→ **INSTRUCTIONS FOR THE TASK**: Write the records below out in full, character for character, with no pictures.

→ **AVAILABLE RECORDS**:
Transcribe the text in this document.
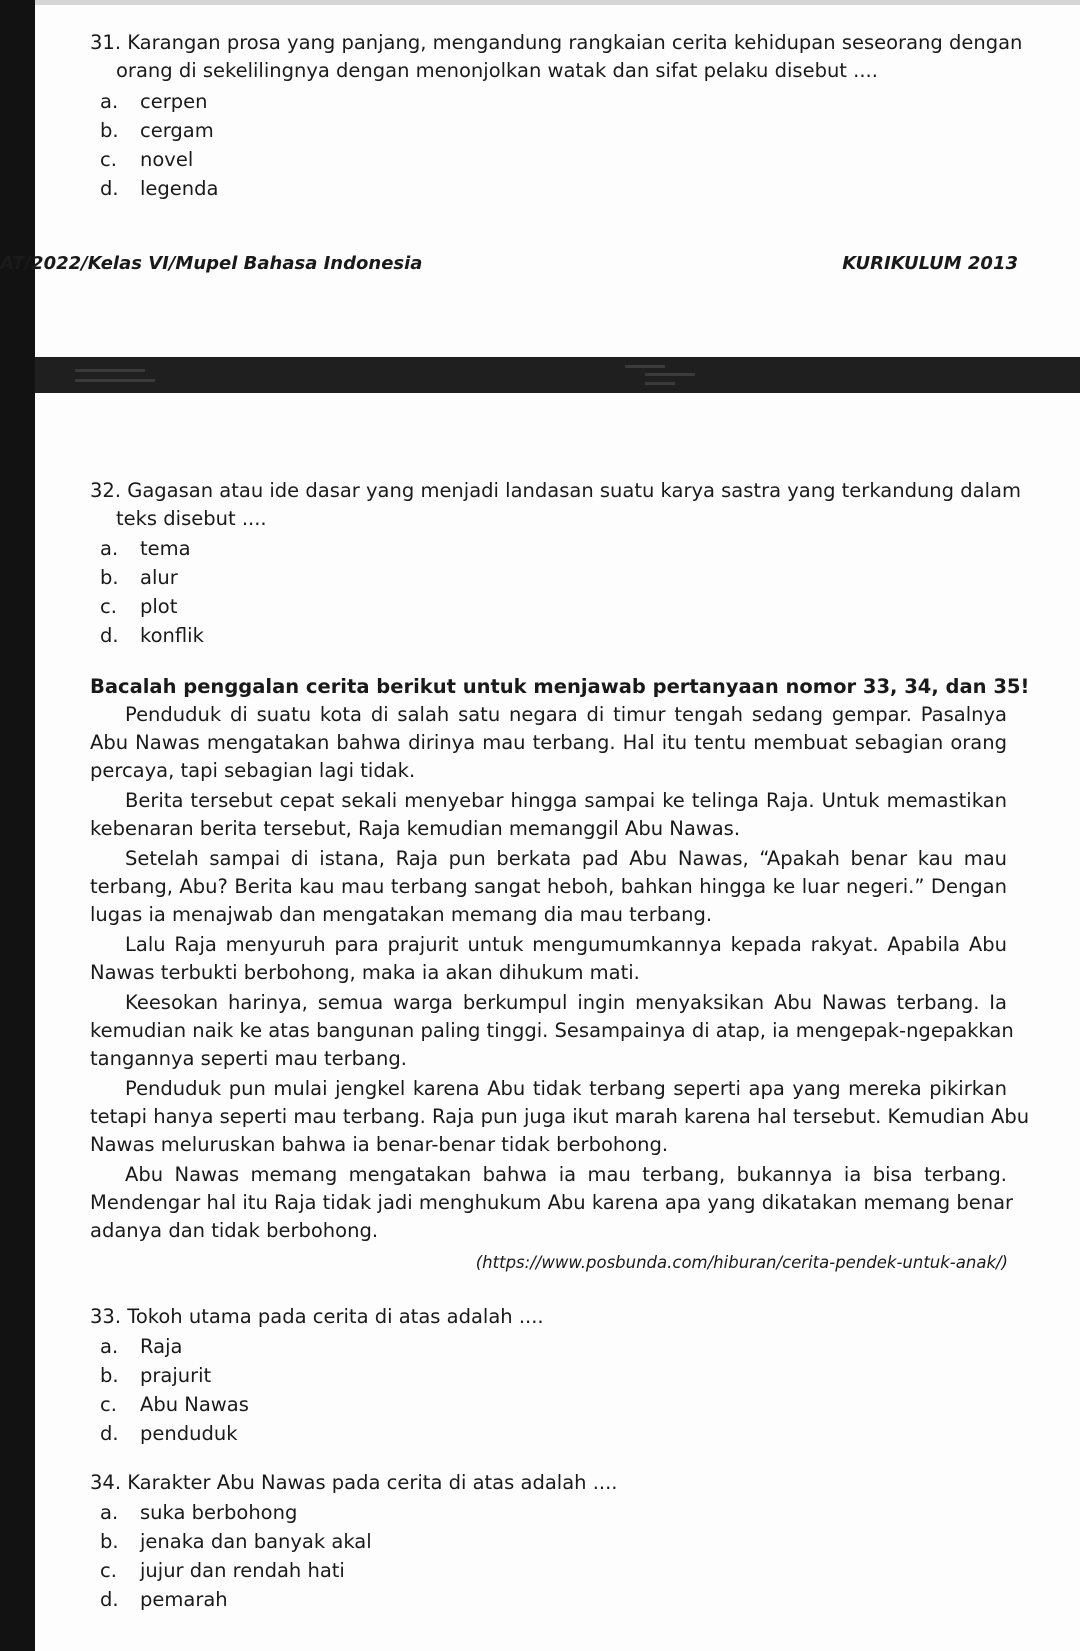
31. Karangan prosa yang panjang, mengandung rangkaian cerita kehidupan seseorang dengan
orang di sekelilingnya dengan menonjolkan watak dan sifat pelaku disebut ....
a. cerpen
b. cergam
c. novel
d. legenda
AT/2022/Kelas VI/Mupel Bahasa Indonesia	KURIKULUM 2013
32. Gagasan atau ide dasar yang menjadi landasan suatu karya sastra yang terkandung dalam
teks disebut ....
a. tema
b. alur
c. plot
d. konflik
Bacalah penggalan cerita berikut untuk menjawab pertanyaan nomor 33, 34, dan 35!
Penduduk di suatu kota di salah satu negara di timur tengah sedang gempar. Pasalnya
Abu Nawas mengatakan bahwa dirinya mau terbang. Hal itu tentu membuat sebagian orang
percaya, tapi sebagian lagi tidak.
Berita tersebut cepat sekali menyebar hingga sampai ke telinga Raja. Untuk memastikan
kebenaran berita tersebut, Raja kemudian memanggil Abu Nawas.
Setelah sampai di istana, Raja pun berkata pad Abu Nawas, “Apakah benar kau mau
terbang, Abu? Berita kau mau terbang sangat heboh, bahkan hingga ke luar negeri.” Dengan
lugas ia menajwab dan mengatakan memang dia mau terbang.
Lalu Raja menyuruh para prajurit untuk mengumumkannya kepada rakyat. Apabila Abu
Nawas terbukti berbohong, maka ia akan dihukum mati.
Keesokan harinya, semua warga berkumpul ingin menyaksikan Abu Nawas terbang. Ia
kemudian naik ke atas bangunan paling tinggi. Sesampainya di atap, ia mengepak-ngepakkan
tangannya seperti mau terbang.
Penduduk pun mulai jengkel karena Abu tidak terbang seperti apa yang mereka pikirkan
tetapi hanya seperti mau terbang. Raja pun juga ikut marah karena hal tersebut. Kemudian Abu
Nawas meluruskan bahwa ia benar-benar tidak berbohong.
Abu Nawas memang mengatakan bahwa ia mau terbang, bukannya ia bisa terbang.
Mendengar hal itu Raja tidak jadi menghukum Abu karena apa yang dikatakan memang benar
adanya dan tidak berbohong.
(https://www.posbunda.com/hiburan/cerita-pendek-untuk-anak/)
33. Tokoh utama pada cerita di atas adalah ....
a. Raja
b. prajurit
c. Abu Nawas
d. penduduk
34. Karakter Abu Nawas pada cerita di atas adalah ....
a. suka berbohong
b. jenaka dan banyak akal
c. jujur dan rendah hati
d. pemarah
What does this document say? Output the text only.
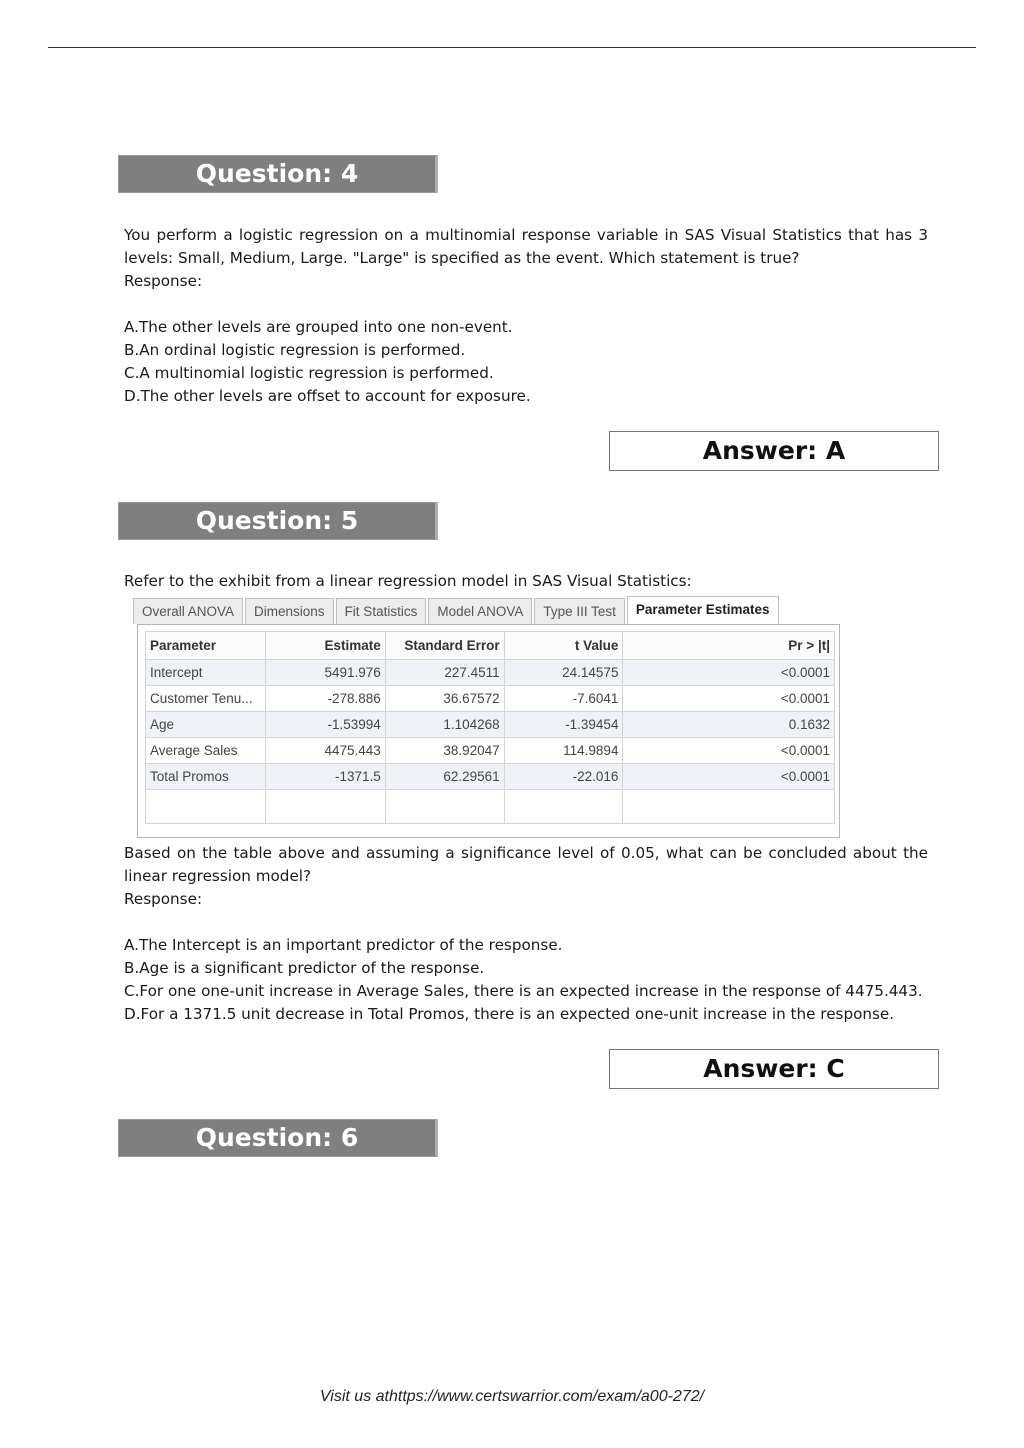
Question: 4
You perform a logistic regression on a multinomial response variable in SAS Visual Statistics that has 3
levels: Small, Medium, Large. "Large" is specified as the event. Which statement is true?
Response:
A.The other levels are grouped into one non-event.
B.An ordinal logistic regression is performed.
C.A multinomial logistic regression is performed.
D.The other levels are offset to account for exposure.
Answer: A
Question: 5
Refer to the exhibit from a linear regression model in SAS Visual Statistics:
Overall ANOVA	Dimensions	Fit Statistics	Model ANOVA	Type III Test	Parameter Estimates
Parameter	Estimate	Standard Error	t Value	Pr > |t|
Intercept	5491.976	227.4511	24.14575	<0.0001
Customer Tenu...	-278.886	36.67572	-7.6041	<0.0001
Age	-1.53994	1.104268	-1.39454	0.1632
Average Sales	4475.443	38.92047	114.9894	<0.0001
Total Promos	-1371.5	62.29561	-22.016	<0.0001

Based on the table above and assuming a significance level of 0.05, what can be concluded about the
linear regression model?
Response:
A.The Intercept is an important predictor of the response.
B.Age is a significant predictor of the response.
C.For one one-unit increase in Average Sales, there is an expected increase in the response of 4475.443.
D.For a 1371.5 unit decrease in Total Promos, there is an expected one-unit increase in the response.
Answer: C
Question: 6
Visit us athttps://www.certswarrior.com/exam/a00-272/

→ **WORKED SOLUTION**:
Transcribe the text in this document.
31. Karangan prosa yang panjang, mengandung rangkaian cerita kehidupan seseorang dengan
orang di sekelilingnya dengan menonjolkan watak dan sifat pelaku disebut ....
a. cerpen
b. cergam
c. novel
d. legenda
AT/2022/Kelas VI/Mupel Bahasa Indonesia	KURIKULUM 2013
32. Gagasan atau ide dasar yang menjadi landasan suatu karya sastra yang terkandung dalam
teks disebut ....
a. tema
b. alur
c. plot
d. konflik
Bacalah penggalan cerita berikut untuk menjawab pertanyaan nomor 33, 34, dan 35!
Penduduk di suatu kota di salah satu negara di timur tengah sedang gempar. Pasalnya
Abu Nawas mengatakan bahwa dirinya mau terbang. Hal itu tentu membuat sebagian orang
percaya, tapi sebagian lagi tidak.
Berita tersebut cepat sekali menyebar hingga sampai ke telinga Raja. Untuk memastikan
kebenaran berita tersebut, Raja kemudian memanggil Abu Nawas.
Setelah sampai di istana, Raja pun berkata pad Abu Nawas, “Apakah benar kau mau
terbang, Abu? Berita kau mau terbang sangat heboh, bahkan hingga ke luar negeri.” Dengan
lugas ia menajwab dan mengatakan memang dia mau terbang.
Lalu Raja menyuruh para prajurit untuk mengumumkannya kepada rakyat. Apabila Abu
Nawas terbukti berbohong, maka ia akan dihukum mati.
Keesokan harinya, semua warga berkumpul ingin menyaksikan Abu Nawas terbang. Ia
kemudian naik ke atas bangunan paling tinggi. Sesampainya di atap, ia mengepak-ngepakkan
tangannya seperti mau terbang.
Penduduk pun mulai jengkel karena Abu tidak terbang seperti apa yang mereka pikirkan
tetapi hanya seperti mau terbang. Raja pun juga ikut marah karena hal tersebut. Kemudian Abu
Nawas meluruskan bahwa ia benar-benar tidak berbohong.
Abu Nawas memang mengatakan bahwa ia mau terbang, bukannya ia bisa terbang.
Mendengar hal itu Raja tidak jadi menghukum Abu karena apa yang dikatakan memang benar
adanya dan tidak berbohong.
(https://www.posbunda.com/hiburan/cerita-pendek-untuk-anak/)
33. Tokoh utama pada cerita di atas adalah ....
a. Raja
b. prajurit
c. Abu Nawas
d. penduduk
34. Karakter Abu Nawas pada cerita di atas adalah ....
a. suka berbohong
b. jenaka dan banyak akal
c. jujur dan rendah hati
d. pemarah
What does this document say? Output the text only.
Question: 4
You perform a logistic regression on a multinomial response variable in SAS Visual Statistics that has 3
levels: Small, Medium, Large. "Large" is specified as the event. Which statement is true?
Response:
A.The other levels are grouped into one non-event.
B.An ordinal logistic regression is performed.
C.A multinomial logistic regression is performed.
D.The other levels are offset to account for exposure.
Answer: A
Question: 5
Refer to the exhibit from a linear regression model in SAS Visual Statistics:
Overall ANOVA	Dimensions	Fit Statistics	Model ANOVA	Type III Test	Parameter Estimates
Parameter	Estimate	Standard Error	t Value	Pr > |t|
Intercept	5491.976	227.4511	24.14575	<0.0001
Customer Tenu...	-278.886	36.67572	-7.6041	<0.0001
Age	-1.53994	1.104268	-1.39454	0.1632
Average Sales	4475.443	38.92047	114.9894	<0.0001
Total Promos	-1371.5	62.29561	-22.016	<0.0001

Based on the table above and assuming a significance level of 0.05, what can be concluded about the
linear regression model?
Response:
A.The Intercept is an important predictor of the response.
B.Age is a significant predictor of the response.
C.For one one-unit increase in Average Sales, there is an expected increase in the response of 4475.443.
D.For a 1371.5 unit decrease in Total Promos, there is an expected one-unit increase in the response.
Answer: C
Question: 6
Visit us athttps://www.certswarrior.com/exam/a00-272/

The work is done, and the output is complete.